Dataset entries on figures

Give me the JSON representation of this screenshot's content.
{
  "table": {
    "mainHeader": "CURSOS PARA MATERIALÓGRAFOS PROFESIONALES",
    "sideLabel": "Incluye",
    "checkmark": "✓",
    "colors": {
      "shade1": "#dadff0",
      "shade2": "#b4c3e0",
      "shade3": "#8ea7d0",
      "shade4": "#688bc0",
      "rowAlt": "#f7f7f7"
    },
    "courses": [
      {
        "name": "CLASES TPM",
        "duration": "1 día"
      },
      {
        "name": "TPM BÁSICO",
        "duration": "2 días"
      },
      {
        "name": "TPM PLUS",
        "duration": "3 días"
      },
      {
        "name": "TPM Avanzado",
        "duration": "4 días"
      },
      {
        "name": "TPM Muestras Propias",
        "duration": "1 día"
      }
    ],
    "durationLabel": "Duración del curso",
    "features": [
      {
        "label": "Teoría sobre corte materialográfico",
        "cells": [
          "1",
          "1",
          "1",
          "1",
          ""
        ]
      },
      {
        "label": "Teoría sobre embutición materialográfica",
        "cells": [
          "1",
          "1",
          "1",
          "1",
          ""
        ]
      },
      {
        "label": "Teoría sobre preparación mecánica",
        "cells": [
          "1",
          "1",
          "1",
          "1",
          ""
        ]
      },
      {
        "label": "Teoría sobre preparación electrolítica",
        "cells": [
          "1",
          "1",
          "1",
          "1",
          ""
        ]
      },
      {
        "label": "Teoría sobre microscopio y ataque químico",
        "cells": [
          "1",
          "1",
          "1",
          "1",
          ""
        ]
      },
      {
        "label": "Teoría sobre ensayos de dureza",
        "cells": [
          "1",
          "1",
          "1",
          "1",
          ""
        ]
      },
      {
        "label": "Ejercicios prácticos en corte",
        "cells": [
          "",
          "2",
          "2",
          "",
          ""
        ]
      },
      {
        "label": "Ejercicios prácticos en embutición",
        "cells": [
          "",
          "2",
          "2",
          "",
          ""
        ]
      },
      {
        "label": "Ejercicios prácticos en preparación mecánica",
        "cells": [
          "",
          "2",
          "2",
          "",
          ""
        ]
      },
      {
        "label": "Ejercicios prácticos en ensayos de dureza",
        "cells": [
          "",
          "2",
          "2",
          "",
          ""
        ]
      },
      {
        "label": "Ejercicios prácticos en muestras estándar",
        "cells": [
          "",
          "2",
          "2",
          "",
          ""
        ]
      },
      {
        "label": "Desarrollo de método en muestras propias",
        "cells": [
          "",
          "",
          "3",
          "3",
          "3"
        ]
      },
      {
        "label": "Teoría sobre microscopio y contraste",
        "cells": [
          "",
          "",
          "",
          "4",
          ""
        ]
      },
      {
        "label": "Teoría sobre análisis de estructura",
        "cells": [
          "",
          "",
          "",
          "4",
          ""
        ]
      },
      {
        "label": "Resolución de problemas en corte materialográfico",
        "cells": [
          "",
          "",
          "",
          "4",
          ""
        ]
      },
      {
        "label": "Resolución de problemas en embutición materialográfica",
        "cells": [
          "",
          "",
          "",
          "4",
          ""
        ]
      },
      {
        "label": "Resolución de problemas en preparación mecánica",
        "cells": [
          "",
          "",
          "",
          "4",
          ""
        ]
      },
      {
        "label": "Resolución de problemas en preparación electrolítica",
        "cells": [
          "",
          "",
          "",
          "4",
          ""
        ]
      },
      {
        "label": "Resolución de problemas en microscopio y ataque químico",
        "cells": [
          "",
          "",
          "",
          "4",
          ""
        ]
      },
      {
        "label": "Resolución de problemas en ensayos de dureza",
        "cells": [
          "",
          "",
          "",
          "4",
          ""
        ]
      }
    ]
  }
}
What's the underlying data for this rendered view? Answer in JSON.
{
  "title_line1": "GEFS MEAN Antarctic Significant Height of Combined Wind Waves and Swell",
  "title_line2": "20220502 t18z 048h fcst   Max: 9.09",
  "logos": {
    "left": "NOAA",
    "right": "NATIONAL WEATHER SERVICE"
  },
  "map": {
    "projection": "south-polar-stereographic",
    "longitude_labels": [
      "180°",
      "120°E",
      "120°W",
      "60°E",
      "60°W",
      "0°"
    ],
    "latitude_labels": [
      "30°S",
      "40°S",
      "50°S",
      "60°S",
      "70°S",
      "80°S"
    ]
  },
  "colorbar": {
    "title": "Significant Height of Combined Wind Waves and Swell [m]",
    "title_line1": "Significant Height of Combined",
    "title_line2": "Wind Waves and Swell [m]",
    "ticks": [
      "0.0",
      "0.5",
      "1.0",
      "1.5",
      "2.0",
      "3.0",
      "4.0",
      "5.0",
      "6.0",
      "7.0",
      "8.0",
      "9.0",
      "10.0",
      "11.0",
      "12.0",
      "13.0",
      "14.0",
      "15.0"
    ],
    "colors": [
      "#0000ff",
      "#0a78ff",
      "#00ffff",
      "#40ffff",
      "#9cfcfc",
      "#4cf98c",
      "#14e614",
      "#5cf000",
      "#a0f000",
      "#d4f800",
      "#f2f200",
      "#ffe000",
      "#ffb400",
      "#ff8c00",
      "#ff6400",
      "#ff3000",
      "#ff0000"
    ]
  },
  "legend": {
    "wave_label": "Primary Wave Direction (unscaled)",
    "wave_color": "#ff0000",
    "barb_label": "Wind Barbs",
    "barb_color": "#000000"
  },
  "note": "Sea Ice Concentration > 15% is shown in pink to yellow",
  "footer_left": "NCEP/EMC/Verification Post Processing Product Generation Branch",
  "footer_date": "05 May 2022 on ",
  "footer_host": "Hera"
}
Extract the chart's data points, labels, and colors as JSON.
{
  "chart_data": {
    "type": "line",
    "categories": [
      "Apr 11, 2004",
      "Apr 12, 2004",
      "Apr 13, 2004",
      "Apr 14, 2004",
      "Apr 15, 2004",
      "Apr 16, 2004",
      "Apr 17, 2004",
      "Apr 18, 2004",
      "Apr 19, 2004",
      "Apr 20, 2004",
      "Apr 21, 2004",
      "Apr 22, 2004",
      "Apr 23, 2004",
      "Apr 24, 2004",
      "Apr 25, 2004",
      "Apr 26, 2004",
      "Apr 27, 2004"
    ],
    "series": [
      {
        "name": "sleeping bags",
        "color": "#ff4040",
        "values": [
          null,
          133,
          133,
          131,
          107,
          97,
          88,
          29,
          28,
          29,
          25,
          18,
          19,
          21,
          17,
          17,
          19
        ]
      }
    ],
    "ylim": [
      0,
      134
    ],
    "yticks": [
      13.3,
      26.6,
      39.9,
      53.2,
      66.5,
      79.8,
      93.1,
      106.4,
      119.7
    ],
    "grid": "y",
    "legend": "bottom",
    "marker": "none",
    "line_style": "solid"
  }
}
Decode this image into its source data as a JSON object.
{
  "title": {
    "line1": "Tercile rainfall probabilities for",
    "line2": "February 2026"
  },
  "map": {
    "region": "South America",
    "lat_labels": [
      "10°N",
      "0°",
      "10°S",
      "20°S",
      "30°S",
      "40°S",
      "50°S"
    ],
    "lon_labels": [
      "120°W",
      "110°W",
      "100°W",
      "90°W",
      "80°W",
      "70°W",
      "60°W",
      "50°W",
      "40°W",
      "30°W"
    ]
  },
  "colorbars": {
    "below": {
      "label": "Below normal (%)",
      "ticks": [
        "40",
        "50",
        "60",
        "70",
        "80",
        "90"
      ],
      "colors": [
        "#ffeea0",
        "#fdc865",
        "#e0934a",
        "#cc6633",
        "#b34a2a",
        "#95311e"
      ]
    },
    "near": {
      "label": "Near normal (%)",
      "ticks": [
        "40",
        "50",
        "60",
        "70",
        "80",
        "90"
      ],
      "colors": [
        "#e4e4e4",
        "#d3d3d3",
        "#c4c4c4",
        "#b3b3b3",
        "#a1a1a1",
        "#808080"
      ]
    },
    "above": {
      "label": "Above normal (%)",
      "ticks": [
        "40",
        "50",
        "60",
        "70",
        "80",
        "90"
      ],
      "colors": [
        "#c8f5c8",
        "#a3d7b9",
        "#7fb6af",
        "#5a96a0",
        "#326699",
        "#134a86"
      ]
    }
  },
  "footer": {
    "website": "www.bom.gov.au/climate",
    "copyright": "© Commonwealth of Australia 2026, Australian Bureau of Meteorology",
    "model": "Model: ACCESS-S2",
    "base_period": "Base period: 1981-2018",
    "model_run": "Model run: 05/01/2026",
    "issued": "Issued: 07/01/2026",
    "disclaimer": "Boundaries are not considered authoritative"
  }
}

# What you will do:
Where a line of the entries contains the word "materialográfica", copy that line.

# Exercise result:
        "label": "Teoría sobre embutición materialográfica",
        "label": "Resolución de problemas en embutición materialográfica",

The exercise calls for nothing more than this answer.